[Begin Supplied material]

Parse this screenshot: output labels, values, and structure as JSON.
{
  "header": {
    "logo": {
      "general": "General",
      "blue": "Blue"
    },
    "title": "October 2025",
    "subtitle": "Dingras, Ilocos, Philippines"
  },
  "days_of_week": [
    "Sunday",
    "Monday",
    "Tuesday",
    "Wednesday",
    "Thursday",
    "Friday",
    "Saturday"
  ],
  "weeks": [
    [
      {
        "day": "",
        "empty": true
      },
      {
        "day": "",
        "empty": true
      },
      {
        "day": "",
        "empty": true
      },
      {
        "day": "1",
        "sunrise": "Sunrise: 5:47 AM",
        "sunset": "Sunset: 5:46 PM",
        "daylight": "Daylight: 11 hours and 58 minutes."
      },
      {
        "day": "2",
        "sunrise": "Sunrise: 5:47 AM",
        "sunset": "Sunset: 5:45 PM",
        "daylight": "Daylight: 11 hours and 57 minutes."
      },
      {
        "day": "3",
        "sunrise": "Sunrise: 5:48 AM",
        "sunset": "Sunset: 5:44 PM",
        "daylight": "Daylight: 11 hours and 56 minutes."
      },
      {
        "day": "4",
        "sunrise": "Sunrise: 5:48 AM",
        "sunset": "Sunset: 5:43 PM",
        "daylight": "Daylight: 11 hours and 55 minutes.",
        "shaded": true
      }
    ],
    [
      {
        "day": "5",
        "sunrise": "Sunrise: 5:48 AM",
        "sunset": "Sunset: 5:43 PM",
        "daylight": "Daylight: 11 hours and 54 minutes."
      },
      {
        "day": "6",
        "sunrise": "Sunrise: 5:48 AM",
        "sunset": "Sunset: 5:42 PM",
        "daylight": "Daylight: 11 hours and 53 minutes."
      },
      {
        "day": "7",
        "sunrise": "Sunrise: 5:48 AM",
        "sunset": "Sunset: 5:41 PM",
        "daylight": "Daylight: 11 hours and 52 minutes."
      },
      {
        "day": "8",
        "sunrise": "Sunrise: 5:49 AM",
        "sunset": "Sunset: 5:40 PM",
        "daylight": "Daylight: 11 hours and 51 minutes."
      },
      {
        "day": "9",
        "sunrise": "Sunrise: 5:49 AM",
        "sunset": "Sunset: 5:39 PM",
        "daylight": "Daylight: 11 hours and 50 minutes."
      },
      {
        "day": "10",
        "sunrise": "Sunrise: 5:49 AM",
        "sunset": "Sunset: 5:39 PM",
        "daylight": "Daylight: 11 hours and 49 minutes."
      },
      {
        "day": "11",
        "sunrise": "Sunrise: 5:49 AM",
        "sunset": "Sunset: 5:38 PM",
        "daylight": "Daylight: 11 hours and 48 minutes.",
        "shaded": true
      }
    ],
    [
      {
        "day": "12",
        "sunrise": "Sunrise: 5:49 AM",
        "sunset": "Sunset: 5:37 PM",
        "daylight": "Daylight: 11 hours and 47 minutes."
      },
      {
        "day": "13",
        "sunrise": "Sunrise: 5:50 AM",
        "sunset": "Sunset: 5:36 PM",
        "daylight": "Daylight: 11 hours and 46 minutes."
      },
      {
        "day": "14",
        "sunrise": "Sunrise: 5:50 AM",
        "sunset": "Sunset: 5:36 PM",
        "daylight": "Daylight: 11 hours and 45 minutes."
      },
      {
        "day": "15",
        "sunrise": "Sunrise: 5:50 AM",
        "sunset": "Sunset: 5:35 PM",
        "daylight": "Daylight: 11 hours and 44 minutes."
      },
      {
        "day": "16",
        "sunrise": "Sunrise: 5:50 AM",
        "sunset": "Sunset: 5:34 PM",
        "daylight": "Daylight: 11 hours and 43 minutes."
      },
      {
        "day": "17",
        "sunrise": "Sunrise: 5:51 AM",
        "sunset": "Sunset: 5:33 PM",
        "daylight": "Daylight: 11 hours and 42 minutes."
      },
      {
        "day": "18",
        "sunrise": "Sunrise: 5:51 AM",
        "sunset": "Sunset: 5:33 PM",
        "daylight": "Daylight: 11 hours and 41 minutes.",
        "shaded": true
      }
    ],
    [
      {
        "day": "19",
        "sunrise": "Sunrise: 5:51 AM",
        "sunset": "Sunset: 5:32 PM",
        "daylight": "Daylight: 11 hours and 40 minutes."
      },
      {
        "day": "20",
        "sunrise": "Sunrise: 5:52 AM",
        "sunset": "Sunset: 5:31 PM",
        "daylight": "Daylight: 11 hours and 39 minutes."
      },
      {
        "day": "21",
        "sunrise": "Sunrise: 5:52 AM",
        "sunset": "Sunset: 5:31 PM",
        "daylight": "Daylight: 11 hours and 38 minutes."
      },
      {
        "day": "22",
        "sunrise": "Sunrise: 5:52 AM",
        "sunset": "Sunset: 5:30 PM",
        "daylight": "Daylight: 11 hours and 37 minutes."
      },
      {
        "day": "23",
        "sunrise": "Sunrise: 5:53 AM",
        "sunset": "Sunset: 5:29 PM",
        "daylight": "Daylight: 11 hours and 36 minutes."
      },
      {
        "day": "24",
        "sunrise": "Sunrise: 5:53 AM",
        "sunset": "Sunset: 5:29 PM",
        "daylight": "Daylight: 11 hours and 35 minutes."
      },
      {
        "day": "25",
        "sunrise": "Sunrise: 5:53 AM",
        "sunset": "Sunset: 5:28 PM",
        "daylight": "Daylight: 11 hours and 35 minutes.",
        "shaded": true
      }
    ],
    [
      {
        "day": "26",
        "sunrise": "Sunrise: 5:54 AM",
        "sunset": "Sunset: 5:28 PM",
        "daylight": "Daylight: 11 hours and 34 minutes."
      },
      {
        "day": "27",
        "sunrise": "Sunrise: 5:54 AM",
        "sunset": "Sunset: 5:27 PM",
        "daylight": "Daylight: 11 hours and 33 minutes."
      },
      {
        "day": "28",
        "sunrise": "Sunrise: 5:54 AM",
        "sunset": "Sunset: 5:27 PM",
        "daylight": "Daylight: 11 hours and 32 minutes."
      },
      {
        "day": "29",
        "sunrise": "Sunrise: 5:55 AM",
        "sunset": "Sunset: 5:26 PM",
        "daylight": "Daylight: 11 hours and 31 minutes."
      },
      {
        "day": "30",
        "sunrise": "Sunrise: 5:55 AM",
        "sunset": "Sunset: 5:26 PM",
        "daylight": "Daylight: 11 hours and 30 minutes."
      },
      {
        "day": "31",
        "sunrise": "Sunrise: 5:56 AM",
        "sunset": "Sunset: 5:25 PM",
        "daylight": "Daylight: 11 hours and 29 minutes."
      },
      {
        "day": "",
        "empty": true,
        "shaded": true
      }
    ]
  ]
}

[End Supplied material]

# [What the exercise asks]
Give a word-for-word copy of the records.

# [Exercise result]
Parse this screenshot: output labels, values, and structure as JSON.
{
  "header": {
    "logo": {
      "general": "General",
      "blue": "Blue"
    },
    "title": "October 2025",
    "subtitle": "Dingras, Ilocos, Philippines"
  },
  "days_of_week": [
    "Sunday",
    "Monday",
    "Tuesday",
    "Wednesday",
    "Thursday",
    "Friday",
    "Saturday"
  ],
  "weeks": [
    [
      {
        "day": "",
        "empty": true
      },
      {
        "day": "",
        "empty": true
      },
      {
        "day": "",
        "empty": true
      },
      {
        "day": "1",
        "sunrise": "Sunrise: 5:47 AM",
        "sunset": "Sunset: 5:46 PM",
        "daylight": "Daylight: 11 hours and 58 minutes."
      },
      {
        "day": "2",
        "sunrise": "Sunrise: 5:47 AM",
        "sunset": "Sunset: 5:45 PM",
        "daylight": "Daylight: 11 hours and 57 minutes."
      },
      {
        "day": "3",
        "sunrise": "Sunrise: 5:48 AM",
        "sunset": "Sunset: 5:44 PM",
        "daylight": "Daylight: 11 hours and 56 minutes."
      },
      {
        "day": "4",
        "sunrise": "Sunrise: 5:48 AM",
        "sunset": "Sunset: 5:43 PM",
        "daylight": "Daylight: 11 hours and 55 minutes.",
        "shaded": true
      }
    ],
    [
      {
        "day": "5",
        "sunrise": "Sunrise: 5:48 AM",
        "sunset": "Sunset: 5:43 PM",
        "daylight": "Daylight: 11 hours and 54 minutes."
      },
      {
        "day": "6",
        "sunrise": "Sunrise: 5:48 AM",
        "sunset": "Sunset: 5:42 PM",
        "daylight": "Daylight: 11 hours and 53 minutes."
      },
      {
        "day": "7",
        "sunrise": "Sunrise: 5:48 AM",
        "sunset": "Sunset: 5:41 PM",
        "daylight": "Daylight: 11 hours and 52 minutes."
      },
      {
        "day": "8",
        "sunrise": "Sunrise: 5:49 AM",
        "sunset": "Sunset: 5:40 PM",
        "daylight": "Daylight: 11 hours and 51 minutes."
      },
      {
        "day": "9",
        "sunrise": "Sunrise: 5:49 AM",
        "sunset": "Sunset: 5:39 PM",
        "daylight": "Daylight: 11 hours and 50 minutes."
      },
      {
        "day": "10",
        "sunrise": "Sunrise: 5:49 AM",
        "sunset": "Sunset: 5:39 PM",
        "daylight": "Daylight: 11 hours and 49 minutes."
      },
      {
        "day": "11",
        "sunrise": "Sunrise: 5:49 AM",
        "sunset": "Sunset: 5:38 PM",
        "daylight": "Daylight: 11 hours and 48 minutes.",
        "shaded": true
      }
    ],
    [
      {
        "day": "12",
        "sunrise": "Sunrise: 5:49 AM",
        "sunset": "Sunset: 5:37 PM",
        "daylight": "Daylight: 11 hours and 47 minutes."
      },
      {
        "day": "13",
        "sunrise": "Sunrise: 5:50 AM",
        "sunset": "Sunset: 5:36 PM",
        "daylight": "Daylight: 11 hours and 46 minutes."
      },
      {
        "day": "14",
        "sunrise": "Sunrise: 5:50 AM",
        "sunset": "Sunset: 5:36 PM",
        "daylight": "Daylight: 11 hours and 45 minutes."
      },
      {
        "day": "15",
        "sunrise": "Sunrise: 5:50 AM",
        "sunset": "Sunset: 5:35 PM",
        "daylight": "Daylight: 11 hours and 44 minutes."
      },
      {
        "day": "16",
        "sunrise": "Sunrise: 5:50 AM",
        "sunset": "Sunset: 5:34 PM",
        "daylight": "Daylight: 11 hours and 43 minutes."
      },
      {
        "day": "17",
        "sunrise": "Sunrise: 5:51 AM",
        "sunset": "Sunset: 5:33 PM",
        "daylight": "Daylight: 11 hours and 42 minutes."
      },
      {
        "day": "18",
        "sunrise": "Sunrise: 5:51 AM",
        "sunset": "Sunset: 5:33 PM",
        "daylight": "Daylight: 11 hours and 41 minutes.",
        "shaded": true
      }
    ],
    [
      {
        "day": "19",
        "sunrise": "Sunrise: 5:51 AM",
        "sunset": "Sunset: 5:32 PM",
        "daylight": "Daylight: 11 hours and 40 minutes."
      },
      {
        "day": "20",
        "sunrise": "Sunrise: 5:52 AM",
        "sunset": "Sunset: 5:31 PM",
        "daylight": "Daylight: 11 hours and 39 minutes."
      },
      {
        "day": "21",
        "sunrise": "Sunrise: 5:52 AM",
        "sunset": "Sunset: 5:31 PM",
        "daylight": "Daylight: 11 hours and 38 minutes."
      },
      {
        "day": "22",
        "sunrise": "Sunrise: 5:52 AM",
        "sunset": "Sunset: 5:30 PM",
        "daylight": "Daylight: 11 hours and 37 minutes."
      },
      {
        "day": "23",
        "sunrise": "Sunrise: 5:53 AM",
        "sunset": "Sunset: 5:29 PM",
        "daylight": "Daylight: 11 hours and 36 minutes."
      },
      {
        "day": "24",
        "sunrise": "Sunrise: 5:53 AM",
        "sunset": "Sunset: 5:29 PM",
        "daylight": "Daylight: 11 hours and 35 minutes."
      },
      {
        "day": "25",
        "sunrise": "Sunrise: 5:53 AM",
        "sunset": "Sunset: 5:28 PM",
        "daylight": "Daylight: 11 hours and 35 minutes.",
        "shaded": true
      }
    ],
    [
      {
        "day": "26",
        "sunrise": "Sunrise: 5:54 AM",
        "sunset": "Sunset: 5:28 PM",
        "daylight": "Daylight: 11 hours and 34 minutes."
      },
      {
        "day": "27",
        "sunrise": "Sunrise: 5:54 AM",
        "sunset": "Sunset: 5:27 PM",
        "daylight": "Daylight: 11 hours and 33 minutes."
      },
      {
        "day": "28",
        "sunrise": "Sunrise: 5:54 AM",
        "sunset": "Sunset: 5:27 PM",
        "daylight": "Daylight: 11 hours and 32 minutes."
      },
      {
        "day": "29",
        "sunrise": "Sunrise: 5:55 AM",
        "sunset": "Sunset: 5:26 PM",
        "daylight": "Daylight: 11 hours and 31 minutes."
      },
      {
        "day": "30",
        "sunrise": "Sunrise: 5:55 AM",
        "sunset": "Sunset: 5:26 PM",
        "daylight": "Daylight: 11 hours and 30 minutes."
      },
      {
        "day": "31",
        "sunrise": "Sunrise: 5:56 AM",
        "sunset": "Sunset: 5:25 PM",
        "daylight": "Daylight: 11 hours and 29 minutes."
      },
      {
        "day": "",
        "empty": true,
        "shaded": true
      }
    ]
  ]
}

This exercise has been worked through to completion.